→ **TEXTAUSZUG**:
Baurat Schmitz und Architekt Plücker stimmten in der Beschreibung der Mängel überein. Die Klagen des Kreisschulinspektors bezogen sich nicht auf den Lichteinfall; dass die mangelhafte Beleuchtung korrigiert werden sollte, erfuhr er von dem Lehrpersonal. Er wies auf undichte Fenster, fehlende Kleiderhaken und Abbildungen Seiner Majestät, unbrauchbare Anschauungsabbildungen von Säugetieren, Vögeln und Amphibien und auf Mängel bei den Aborten hin. Die würden von den Kirchgängern nicht nur benutzt, sondern auch beschmutzt und mit unanständigen Äußerungen beschrieben. Es muß deshalb dafür gesorgt werden, daß die für die Kinder bestimmten Abtritte nur den Kindern, nicht aber Andern zugänglich sind.
Vorschläge zur Abhilfe
Baurat und Architekt waren sich auch darüber einig, wie die Mädchenklasse mit genügend Licht versorgt werden konnte. In die breiten Pfeiler waren zwei neue Fenster einzuschlagen. Die beiden Fenster, auf die die Mädchen schauten, mussten zugemauert werden.
Das zweite Gebäude machte größeren Kummer. Baurat Schmitz resultierte: Genügende Beleuchtung der Schulzimmer wird sich nicht beschaffen lassen, und daher nur erübrigen auf eine Verlegung des Schulgebäudes (Neubau) Bedacht zu nehmen. Der Architekt hingegen schlug vor, für das im Osten liegende Klassenzimmer drei große Fenster so hoch wie möglich im Ostgiebel anzubringen und die nach Süden weisenden Fenster, welche fast gar kein Licht geben, zuzumauern. Vor dem Ostgiebel befand sich eine Straße und an der, dem Giebel gegenüber, das nur einstöckige Küstereigebäude.
Bei dem zweiten Klassenraum verhielt es sich ähnlich. Hier wollte Architekt Plücker Fenster in den Westgiebel setzten, weil davor ein großer, freier Platz lag. Allerdings stand dort auch der Abort der Schule. Um eine Geruchsbelästigung zu vermeiden, sollten die drei Fenster nicht geöffnet werden können. Die Fenster in der Nordwand dagegen gehörten zugemauert, denn die Bänke mussten so gestellt werden, dass die Schüler Licht von links bekamen. Anstelle dieser Fenster wollte Plücker unter der Decke zwei größere Öffnungen mit Jalousien anlegen, damit Frischluft hineinkonnte. In beiden Klassen sollte außerdem die Eingangstür verlegt werden, damit die Kinder in der Nähe des Katheders in die Schulklasse treten konnten.

→ **ARBEITSZIELE**:
- A) Zitieren Sie aus dem Textauszug über die Schulgebäude alles von „Baurat Schmitz und“ bis hinunter zu „Andern zugänglich sind.“.
- B) Warum sollten die drei Fenster im Westgiebel des zweiten Klassenraums laut dem Textauszug nicht geöffnet werden können?

→ **BEREITGESTELLTES MATERIAL**:

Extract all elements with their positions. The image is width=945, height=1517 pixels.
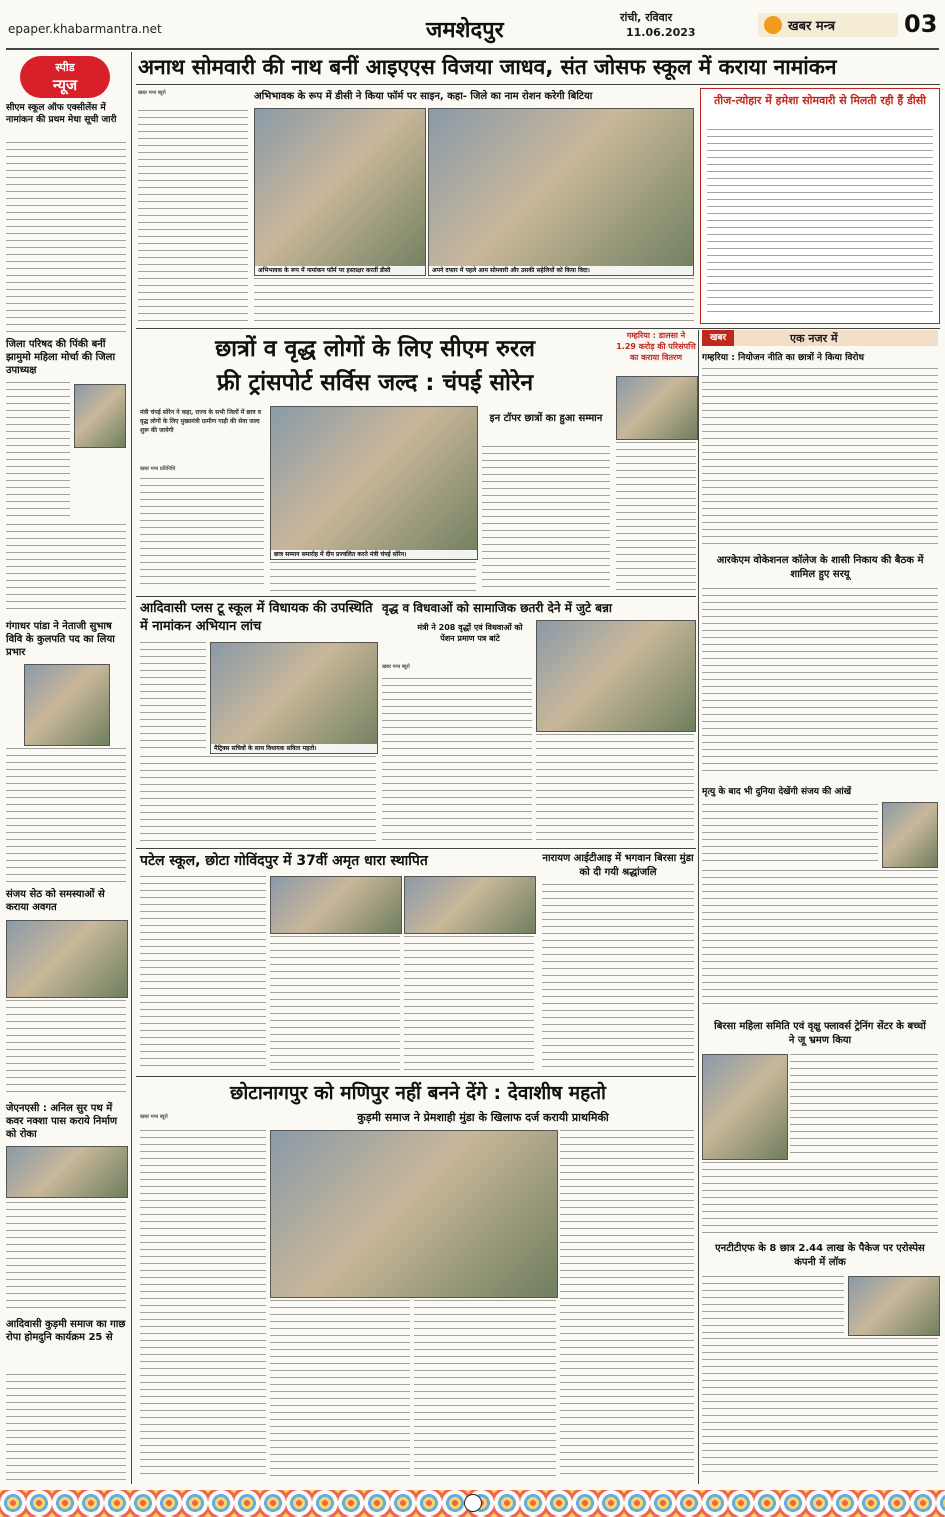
side-box-body (707, 129, 933, 317)
vridh-photo (536, 620, 696, 732)
speed-news-headline: गंगाधर पांडा ने नेताजी सुभाष विवि के कुलपति पद का लिया प्रभार (6, 621, 115, 658)
lead-photo-form-signing (254, 108, 426, 276)
adivasi-headline: आदिवासी प्लस टू स्कूल में विधायक की उपस्थिति में नामांकन अभियान लांच (140, 601, 373, 634)
lead-headline: अनाथ सोमवारी की नाथ बनीं आइएएस विजया जाधव, संत जोसफ स्कूल में कराया नामांकन (138, 55, 837, 79)
header-rule (6, 48, 939, 50)
speed-news-headline: सीएम स्कूल ऑफ एक्सीलेंस में नामांकन की प्रथम मेधा सूची जारी (6, 103, 117, 125)
ek-nazar-body (702, 804, 878, 866)
ek-nazar-body (702, 870, 938, 1010)
speed-news-body (6, 142, 126, 332)
devashish-body-col4 (560, 1130, 694, 1480)
speed-news-headline: आदिवासी कुड़मी समाज का गाछ रोपा होमदुनि कार्यक्रम 25 से (6, 1319, 126, 1343)
ek-nazar-body (702, 1338, 938, 1478)
ek-nazar-headline: एनटीटीएफ के 8 छात्र 2.44 लाख के पैकेज पर एरोस्पेस कंपनी में लॉक (715, 1243, 925, 1268)
lead-subhead: अभिभावक के रूप में डीसी ने किया फॉर्म पर साइन, कहा- जिले का नाम रोशन करेगी बिटिया (254, 91, 593, 102)
devashish-photo (270, 1130, 558, 1298)
speed-news-logo-top: स्पीड (55, 61, 75, 74)
lead-body-col1 (138, 110, 248, 322)
section-rule (136, 1076, 696, 1077)
vridh-byline: खबर मन्त्र ब्यूरो (382, 664, 410, 670)
devashish-body-col2 (270, 1300, 410, 1480)
registration-mark-icon (464, 1494, 482, 1512)
ek-nazar-body (702, 1276, 844, 1334)
ek-nazar-column (702, 330, 938, 1484)
lead-photo-caption: अभिभावक के रूप में नामांकन फॉर्म पर हस्ताक्षर करतीं डीसी (255, 266, 425, 275)
narayan-headline: नारायण आईटीआइ में भगवान बिरसा मुंडा को दी गयी श्रद्धांजलि (542, 853, 694, 878)
lead-photo-caption: अपने दफ्तर में पहले आम सोमवारी और उसकी सहेलियों को किया विदा। (429, 266, 693, 275)
speed-news-column (6, 52, 128, 1484)
adivasi-body-left (140, 642, 206, 750)
ek-nazar-label: एक नजर में (790, 332, 838, 345)
speed-news-body (6, 748, 126, 884)
speed-news-logo (20, 56, 110, 98)
header-place-day: रांची, रविवार (620, 11, 673, 24)
lead-byline: खबर मन्त्र ब्यूरो (138, 90, 166, 96)
city-name: जमशेदपुर (426, 18, 504, 43)
cm-event-photo (270, 406, 478, 560)
brand-pill (758, 13, 898, 37)
gamharia-box-title: गम्हरिया : डालसा ने 1.29 करोड़ की परिसंपत्ति का कराया वितरण (616, 331, 696, 362)
adivasi-photo (210, 642, 378, 754)
students-photo (848, 1276, 940, 1336)
brand-logo-icon (764, 16, 782, 34)
section-rule (136, 848, 696, 849)
meeting-photo (6, 920, 128, 998)
speed-news-logo-bottom: न्यूज (52, 76, 78, 94)
page-header (0, 0, 945, 50)
cm-body-col3 (482, 446, 610, 592)
ek-nazar-headline: गम्हरिया : नियोजन नीति का छात्रों ने किया विरोध (702, 353, 864, 363)
cm-kicker: मंत्री चंपई सोरेन ने कहा, राज्य के सभी जिलों में छात्र व वृद्ध लोगों के लिए मुख्यमंत्री ग्रामीण गाड़ी की सेवा जल्द शुरू की जायेगी (140, 409, 261, 434)
cm-headline-line1: छात्रों व वृद्ध लोगों के लिए सीएम रुरल (215, 336, 535, 362)
patel-photo (270, 876, 402, 934)
patel-body-col1 (140, 876, 266, 1072)
devashish-body-col1 (140, 1130, 266, 1480)
zoo-trip-photo (702, 1054, 788, 1160)
construction-photo (6, 1146, 128, 1198)
speed-news-headline: जिला परिषद की पिंकी बनीं झामुमो महिला मोर्चा की जिला उपाध्यक्ष (6, 339, 116, 376)
adivasi-photo-caption: मैट्रिक्स सचिवों के साथ विधायक सविता महतो। (211, 744, 377, 753)
column-divider (131, 52, 132, 1484)
patel-photo-2 (404, 876, 536, 934)
site-url[interactable]: epaper.khabarmantra.net (8, 22, 162, 36)
ek-nazar-body (702, 368, 938, 546)
narayan-body (542, 884, 694, 1072)
portrait-photo (882, 802, 938, 868)
lead-body-bottom (254, 278, 694, 322)
brand-name: खबर मन्त्र (788, 19, 836, 34)
ek-nazar-body (790, 1054, 938, 1158)
gamharia-body (616, 442, 696, 592)
vridh-body (536, 734, 694, 844)
patel-body-col3 (404, 936, 534, 1072)
cm-headline-line2: फ्री ट्रांसपोर्ट सर्विस जल्द : चंपई सोरेन (216, 370, 534, 396)
header-date: 11.06.2023 (626, 26, 696, 39)
devashish-byline: खबर मन्त्र ब्यूरो (140, 1114, 168, 1120)
speed-news-body (6, 1000, 126, 1098)
vridh-body (382, 678, 532, 844)
ek-nazar-tag: खबर (702, 330, 734, 346)
side-box-title: तीज-त्योहार में हमेशा सोमवारी से मिलती रही हैं डीसी (713, 94, 927, 107)
devashish-body-col3 (414, 1300, 556, 1480)
speed-news-body (6, 382, 70, 522)
vridh-subhead: मंत्री ने 208 वृद्धों एवं विधवाओं को पेंशन प्रमाण पत्र बांटे (417, 623, 523, 643)
page-number: 03 (904, 10, 938, 38)
cm-body-col1 (140, 478, 264, 590)
cm-toppers-title: इन टॉपर छात्रों का हुआ सम्मान (489, 413, 603, 424)
column-divider (698, 330, 699, 1484)
cm-photo-caption: छात्र सम्मान समारोह में दीप प्रज्वलित करते मंत्री चंपई सोरेन। (271, 550, 477, 559)
lead-rule (136, 84, 940, 85)
portrait-photo (24, 664, 110, 746)
ek-nazar-body (702, 1162, 938, 1234)
section-rule (136, 328, 940, 329)
lead-photo-dc-with-girls (428, 108, 694, 276)
section-rule (136, 596, 696, 597)
cm-byline: खबर मन्त्र प्रतिनिधि (140, 466, 176, 472)
ek-nazar-headline: बिरसा महिला समिति एवं वृक्षु फ्लावर्स ट्रेनिंग सेंटर के बच्चों ने जू भ्रमण किया (714, 1021, 926, 1046)
portrait-photo (74, 384, 126, 448)
speed-news-body (6, 1202, 126, 1314)
side-box (700, 88, 940, 324)
patel-headline: पटेल स्कूल, छोटा गोविंदपुर में 37वीं अमृत धारा स्थापित (140, 853, 428, 869)
patel-body-col2 (270, 936, 400, 1072)
speed-news-headline: संजय सेठ को समस्याओं से कराया अवगत (6, 889, 105, 913)
adivasi-body-bottom (140, 756, 376, 844)
ek-nazar-headline: मृत्यु के बाद भी दुनिया देखेंगी संजय की आंखें (702, 787, 852, 797)
speed-news-body (6, 1374, 126, 1482)
ek-nazar-banner (702, 330, 938, 346)
gamharia-photo (616, 376, 698, 440)
cm-body-col2 (270, 562, 476, 592)
vridh-headline: वृद्ध व विधवाओं को सामाजिक छतरी देने में जुटे बन्ना (382, 601, 613, 615)
ek-nazar-headline: आरकेएम वोकेशनल कॉलेज के शासी निकाय की बैठक में शामिल हुए सरयू (716, 555, 924, 580)
speed-news-headline: जेएनएसी : अनिल सुर पथ में कवर नक्शा पास कराये निर्माण को रोका (6, 1103, 118, 1140)
devashish-headline: छोटानागपुर को मणिपुर नहीं बनने देंगे : देवाशीष महतो (230, 1082, 606, 1104)
gamharia-box (616, 330, 696, 592)
ek-nazar-body (702, 588, 938, 776)
speed-news-body (6, 524, 126, 614)
devashish-subhead: कुड़मी समाज ने प्रेमशाही मुंडा के खिलाफ दर्ज करायी प्राथमिकी (357, 1111, 609, 1124)
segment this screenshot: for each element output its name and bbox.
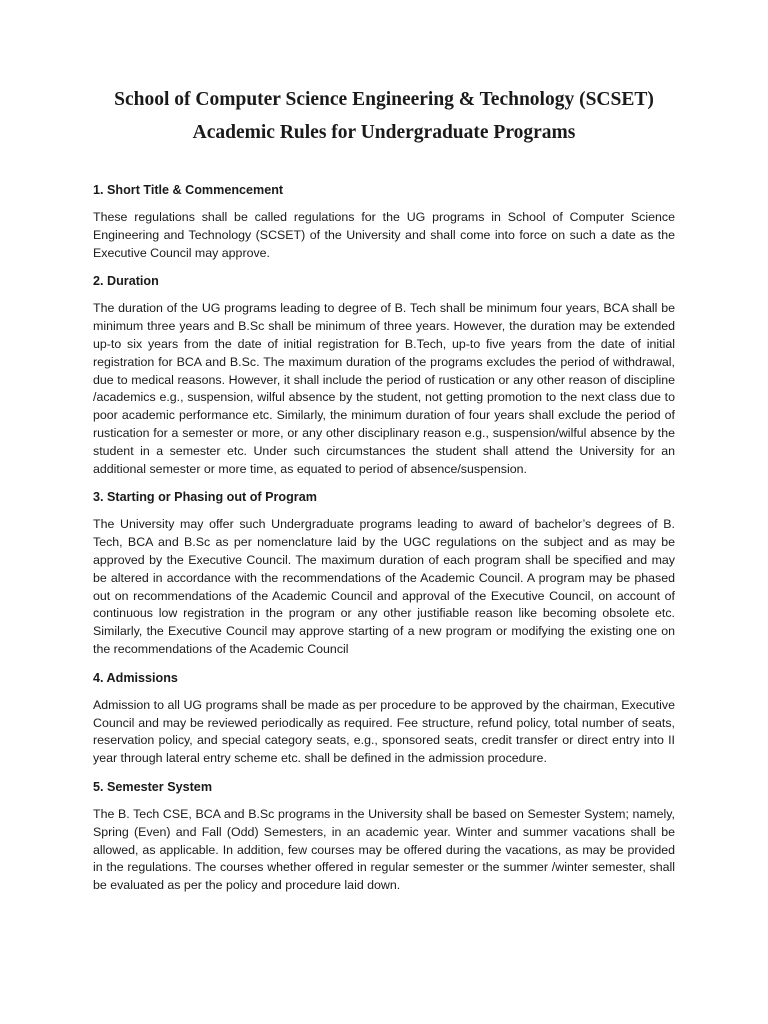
section-paragraph: The B. Tech CSE, BCA and B.Sc programs in the University shall be based on Semester System; namely, Spring (Even) and Fall (Odd) Semesters, in an academic year. Winter and summer vacations shall be allowed, as applicable. In addition, few courses may be offered during the vacations, as may be provided in the regulations. The courses whether offered in regular semester or the summer /winter semester, shall be evaluated as per the policy and procedure laid down. [93,806,675,893]
section-semester-system [93,778,675,895]
section-heading: 4. Admissions [93,670,178,685]
section-short-title [93,181,675,262]
document-subtitle: Academic Rules for Undergraduate Programs [192,122,576,143]
section-paragraph: The duration of the UG programs leading to degree of B. Tech shall be minimum four years, BCA shall be minimum three years and B.Sc shall be minimum of three years. However, the duration may be extended up-to six years from the date of initial registration for B.Tech, up-to five years from the date of initial registration for BCA and B.Sc. The maximum duration of the programs excludes the period of withdrawal, due to medical reasons. However, it shall include the period of rustication or any other reason of discipline /academics e.g., suspension, wilful absence by the student, not getting promotion to the next class due to poor academic performance etc. Similarly, the minimum duration of four years shall exclude the period of rustication for a semester or more, or any other disciplinary reason e.g., suspension/wilful absence by the student in a semester etc. Under such circumstances the student shall attend the University for an additional semester or more time, as equated to period of absence/suspension. [93,301,675,476]
section-heading: 3. Starting or Phasing out of Program [93,490,317,505]
document-body [93,181,675,905]
section-duration [93,272,675,478]
section-paragraph: The University may offer such Undergraduate programs leading to award of bachelor’s degrees of B. Tech, BCA and B.Sc as per nomenclature laid by the UGC regulations on the subject and as may be approved by the Executive Council. The maximum duration of each program shall be specified and may be altered in accordance with the recommendations of the Academic Council. A program may be phased out on recommendations of the Academic Council and approval of the Executive Council, on account of continuous low registration in the program or any other justifiable reason like becoming obsolete etc. Similarly, the Executive Council may approve starting of a new program or modifying the existing one on the recommendations of the Academic Council [93,517,675,656]
section-paragraph: Admission to all UG programs shall be made as per procedure to be approved by the chairman, Executive Council and may be reviewed periodically as required. Fee structure, refund policy, total number of seats, reservation policy, and special category seats, e.g., sponsored seats, credit transfer or direct entry into II year through lateral entry scheme etc. shall be defined in the admission procedure. [93,697,675,766]
section-starting-phasing [93,488,675,658]
section-heading: 1. Short Title & Commencement [93,183,284,197]
document-title: School of Computer Science Engineering & Technology (SCSET) [114,89,654,110]
section-paragraph: These regulations shall be called regulations for the UG programs in School of Computer Science Engineering and Technology (SCSET) of the University and shall come into force on such a date as the Executive Council may approve. [93,210,675,260]
section-heading: 5. Semester System [93,779,213,794]
section-heading: 2. Duration [93,274,159,289]
section-admissions [93,669,675,768]
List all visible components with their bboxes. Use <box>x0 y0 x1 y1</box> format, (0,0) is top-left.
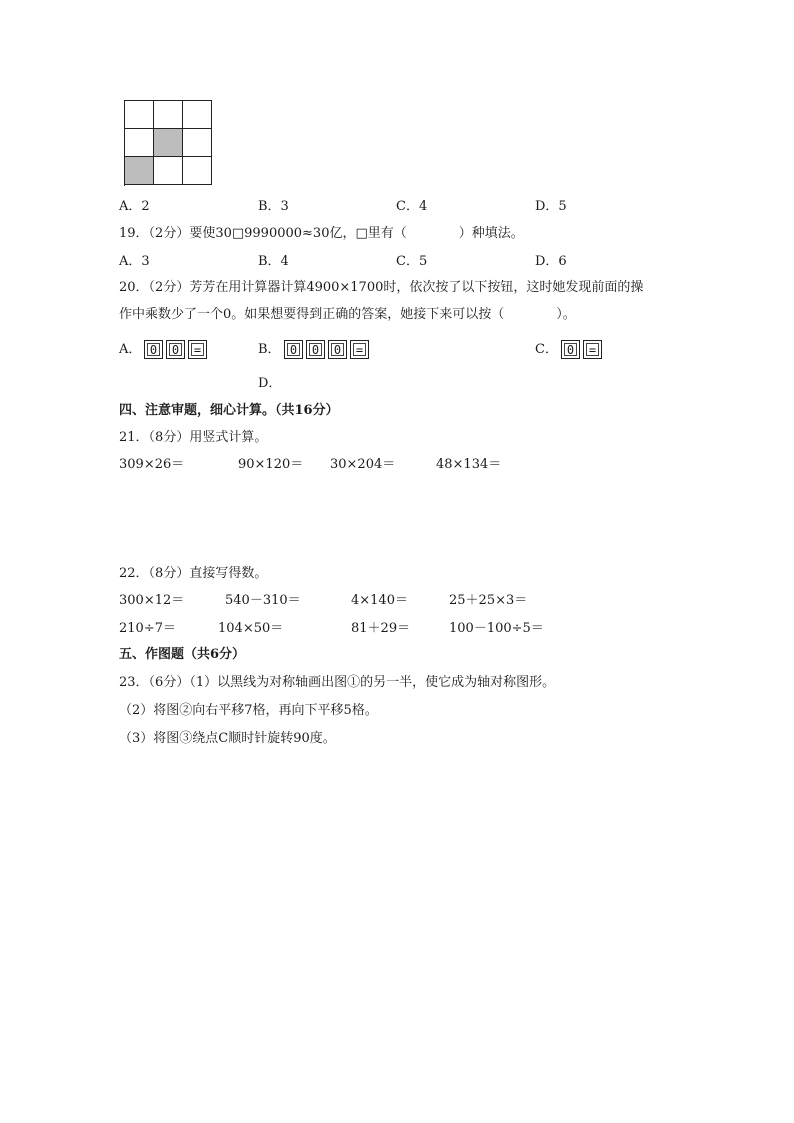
q18-option-a: A．2 <box>119 199 150 214</box>
q23-line1: 23．（6分）（1）以黑线为对称轴画出图①的另一半，使它成为轴对称图形。 <box>119 675 556 690</box>
q22-item: 4×140＝ <box>351 593 408 608</box>
q23-line2: （2）将图②向右平移7格，再向下平移5格。 <box>119 703 378 718</box>
calc-key: 0 <box>328 340 347 359</box>
q20-option-b-keys <box>284 340 369 359</box>
grid-cell <box>154 101 183 129</box>
q21-item: 90×120＝ <box>238 457 304 472</box>
q19-option-a: A．3 <box>119 254 150 269</box>
q21-item: 309×26＝ <box>119 457 185 472</box>
grid-cell <box>125 129 154 157</box>
q21-stem: 21．（8分）用竖式计算。 <box>119 430 268 445</box>
q18-option-d: D．5 <box>535 199 567 214</box>
q22-item: 81＋29＝ <box>351 621 411 636</box>
calc-key: = <box>350 340 369 359</box>
calc-key: = <box>583 340 602 359</box>
q22-item: 300×12＝ <box>119 593 185 608</box>
q20-option-a-label: A． <box>119 342 142 357</box>
section5-title: 五、作图题（共6分） <box>119 647 246 662</box>
q22-item: 104×50＝ <box>218 621 284 636</box>
calc-key: 0 <box>144 340 163 359</box>
q22-stem: 22．（8分）直接写得数。 <box>119 566 268 581</box>
q22-item: 25＋25×3＝ <box>449 593 528 608</box>
calc-key: 0 <box>284 340 303 359</box>
q22-item: 100－100÷5＝ <box>449 621 544 636</box>
q20-option-a-keys <box>144 340 207 359</box>
q20-option-b-label: B． <box>258 342 281 357</box>
calc-key: = <box>188 340 207 359</box>
grid-cell <box>125 101 154 129</box>
grid-cell <box>183 129 212 157</box>
q18-option-c: C．4 <box>396 199 428 214</box>
q21-item: 30×204＝ <box>330 457 396 472</box>
grid-cell <box>154 157 183 185</box>
q19-option-b: B．4 <box>258 254 289 269</box>
q19-stem: 19．（2分）要使30□9990000≈30亿，□里有（ ）种填法。 <box>119 226 524 241</box>
q21-item: 48×134＝ <box>436 457 502 472</box>
q20-stem-line2: 作中乘数少了一个0。如果想要得到正确的答案，她接下来可以按（ ）。 <box>119 307 576 322</box>
q22-item: 210÷7＝ <box>119 621 176 636</box>
q20-option-c-keys <box>561 340 602 359</box>
q20-option-d-label: D． <box>258 376 282 391</box>
q22-item: 540－310＝ <box>225 593 301 608</box>
section4-title: 四、注意审题，细心计算。（共16分） <box>119 403 339 418</box>
q18-grid-figure <box>124 100 212 186</box>
q19-option-c: C．5 <box>396 254 428 269</box>
grid-cell <box>183 101 212 129</box>
calc-key: 0 <box>306 340 325 359</box>
grid-cell-shaded <box>125 157 154 185</box>
grid-cell-shaded <box>154 129 183 157</box>
calc-key: 0 <box>561 340 580 359</box>
q20-option-c-label: C． <box>535 342 558 357</box>
q23-line3: （3）将图③绕点C顺时针旋转90度。 <box>119 731 336 746</box>
calc-key: 0 <box>166 340 185 359</box>
grid-cell <box>183 157 212 185</box>
q18-option-b: B．3 <box>258 199 289 214</box>
q19-option-d: D．6 <box>535 254 567 269</box>
q20-stem-line1: 20．（2分）芳芳在用计算器计算4900×1700时，依次按了以下按钮，这时她发现前面的操 <box>119 280 644 295</box>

→ **ERGEBNISSE JE AUFGABE**:
- A)
Baurat Schmitz und Architekt Plücker stimmten in der Beschreibung der Mängel überein. Die Klagen des Kreisschulinspektors bezogen sich nicht auf den Lichteinfall; dass die mangelhafte Beleuchtung korrigiert werden sollte, erfuhr er von dem Lehrpersonal. Er wies auf undichte Fenster, fehlende Kleiderhaken und Abbildungen Seiner Majestät, unbrauchbare Anschauungsabbildungen von Säugetieren, Vögeln und Amphibien und auf Mängel bei den Aborten hin. Die würden von den Kirchgängern nicht nur benutzt, sondern auch beschmutzt und mit unanständigen Äußerungen beschrieben. Es muß deshalb dafür gesorgt werden, daß die für die Kinder bestimmten Abtritte nur den Kindern, nicht aber Andern zugänglich sind.

- B) Vor dem Westgiebel stand der Abort der Schule, und so sollte eine Geruchsbelästigung vermieden werden.